====== 学習文 ======
電気技師になるつもりだったが学校を中退、ブレーキの製造工場で働く傍らで、1927年頃から野球を始めた。
正確な記録はないが、プエルトリコのウィンター・リーグで1シーズン(約200試合)84本、生涯17シーズンの通算で900本以上の本塁打を放ったとされる。
また通算打率も.350を遥かに超えていたようである。
この通算900本以上というのは、中南米諸国での非公式の遠征試合での記録が大半で、最近の調査では、当時の新聞に載せられたスコアから、ギブソンがニグロリーグの公式戦で放った本塁打は300本程度であり、15 – 16打数に1本の割合で打っていたと推定されている。
飛距離の大きな本塁打を多く打ったことで、さまざまな逸話を残した。
ピッツバーグでのある試合で、ギブソンが放った打球が球場の外に消え、その打球が翌日フィラデルフィアの球場に落ちてきた、といった逸話もある。
1932年にはセミプロ時代の古巣であるピッツバーグ・クロフォーズに移籍し、黒人球界最大のスターだったサッチェル・ペイジとバッテリーを組む。
1934年にはヤンキー・スタジアムで飛距離580フィート(約176メートル)の場外本塁打を放ったと言われている。
======
- 設問
**A)** 学習文のうち、「正確な記録はないが、プエルト」から「飛距離の大きな本塁打を多く打ったことで、さまざまな逸話を残した。」までの部分をすべて、一字も変えずに再掲せよ。
**B)** 学習文によると、ギブソンが1932年に移籍した球団はどこか。
====== 提示された行 ======
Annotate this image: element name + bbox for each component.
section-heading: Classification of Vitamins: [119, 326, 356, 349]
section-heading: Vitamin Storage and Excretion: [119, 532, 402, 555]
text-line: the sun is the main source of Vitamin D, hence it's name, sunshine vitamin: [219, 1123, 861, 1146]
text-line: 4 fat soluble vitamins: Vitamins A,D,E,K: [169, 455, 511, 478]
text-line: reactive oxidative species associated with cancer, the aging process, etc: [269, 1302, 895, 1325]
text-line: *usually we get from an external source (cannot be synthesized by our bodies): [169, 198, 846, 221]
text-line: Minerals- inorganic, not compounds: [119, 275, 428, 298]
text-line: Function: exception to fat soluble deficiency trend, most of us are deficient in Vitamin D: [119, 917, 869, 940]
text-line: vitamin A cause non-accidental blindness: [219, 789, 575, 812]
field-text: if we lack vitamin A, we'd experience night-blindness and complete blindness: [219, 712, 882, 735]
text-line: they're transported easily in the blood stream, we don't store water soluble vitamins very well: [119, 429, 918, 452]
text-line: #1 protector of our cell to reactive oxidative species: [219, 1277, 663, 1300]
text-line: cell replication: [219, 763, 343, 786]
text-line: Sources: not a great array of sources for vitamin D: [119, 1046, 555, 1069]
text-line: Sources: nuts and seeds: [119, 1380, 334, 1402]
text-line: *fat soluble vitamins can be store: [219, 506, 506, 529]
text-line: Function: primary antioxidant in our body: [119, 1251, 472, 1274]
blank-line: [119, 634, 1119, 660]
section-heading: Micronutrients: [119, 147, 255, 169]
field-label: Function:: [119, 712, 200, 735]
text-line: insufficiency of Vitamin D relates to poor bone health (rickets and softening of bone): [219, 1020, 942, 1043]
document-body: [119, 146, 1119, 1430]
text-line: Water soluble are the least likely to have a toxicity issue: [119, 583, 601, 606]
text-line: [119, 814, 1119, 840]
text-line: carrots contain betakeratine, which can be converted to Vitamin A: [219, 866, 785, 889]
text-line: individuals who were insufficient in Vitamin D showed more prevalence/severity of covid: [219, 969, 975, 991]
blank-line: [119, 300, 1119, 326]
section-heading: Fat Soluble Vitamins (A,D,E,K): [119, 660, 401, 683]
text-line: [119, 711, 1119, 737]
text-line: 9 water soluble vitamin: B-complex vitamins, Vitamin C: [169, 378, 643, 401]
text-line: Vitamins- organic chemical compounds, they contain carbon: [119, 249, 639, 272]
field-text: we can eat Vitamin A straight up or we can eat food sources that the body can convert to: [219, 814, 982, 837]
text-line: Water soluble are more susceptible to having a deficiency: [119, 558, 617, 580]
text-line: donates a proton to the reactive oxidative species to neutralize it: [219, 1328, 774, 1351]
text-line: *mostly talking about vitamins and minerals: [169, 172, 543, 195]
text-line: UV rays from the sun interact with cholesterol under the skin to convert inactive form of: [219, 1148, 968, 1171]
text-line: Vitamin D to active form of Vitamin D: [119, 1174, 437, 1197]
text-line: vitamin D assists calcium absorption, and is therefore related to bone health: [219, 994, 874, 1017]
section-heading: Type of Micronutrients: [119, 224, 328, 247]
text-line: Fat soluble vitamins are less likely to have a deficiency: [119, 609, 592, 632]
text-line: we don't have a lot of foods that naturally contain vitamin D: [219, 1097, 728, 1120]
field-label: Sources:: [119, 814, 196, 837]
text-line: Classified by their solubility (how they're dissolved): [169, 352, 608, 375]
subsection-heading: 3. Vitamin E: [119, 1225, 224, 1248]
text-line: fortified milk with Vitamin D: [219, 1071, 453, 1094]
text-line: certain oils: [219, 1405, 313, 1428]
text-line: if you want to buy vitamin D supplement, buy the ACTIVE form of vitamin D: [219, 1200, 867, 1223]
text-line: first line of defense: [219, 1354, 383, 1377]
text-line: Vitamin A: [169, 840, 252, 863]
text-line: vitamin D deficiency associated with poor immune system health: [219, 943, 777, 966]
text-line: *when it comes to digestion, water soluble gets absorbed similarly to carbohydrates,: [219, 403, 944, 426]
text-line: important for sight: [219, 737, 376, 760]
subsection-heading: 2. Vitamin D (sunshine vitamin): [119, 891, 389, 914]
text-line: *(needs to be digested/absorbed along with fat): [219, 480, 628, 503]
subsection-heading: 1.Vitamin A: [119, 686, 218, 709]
======
- 解答
**A)**
正確な記録はないが、プエルトリコのウィンター・リーグで1シーズン(約200試合)84本、生涯17シーズンの通算で900本以上の本塁打を放ったとされる。
また通算打率も.350を遥かに超えていたようである。
この通算900本以上というのは、中南米諸国での非公式の遠征試合での記録が大半で、最近の調査では、当時の新聞に載せられたスコアから、ギブソンがニグロリーグの公式戦で放った本塁打は300本程度であり、15 – 16打数に1本の割合で打っていたと推定されている。
飛距離の大きな本塁打を多く打ったことで、さまざまな逸話を残した。

**B)** ピッツバーグ・クロフォーズ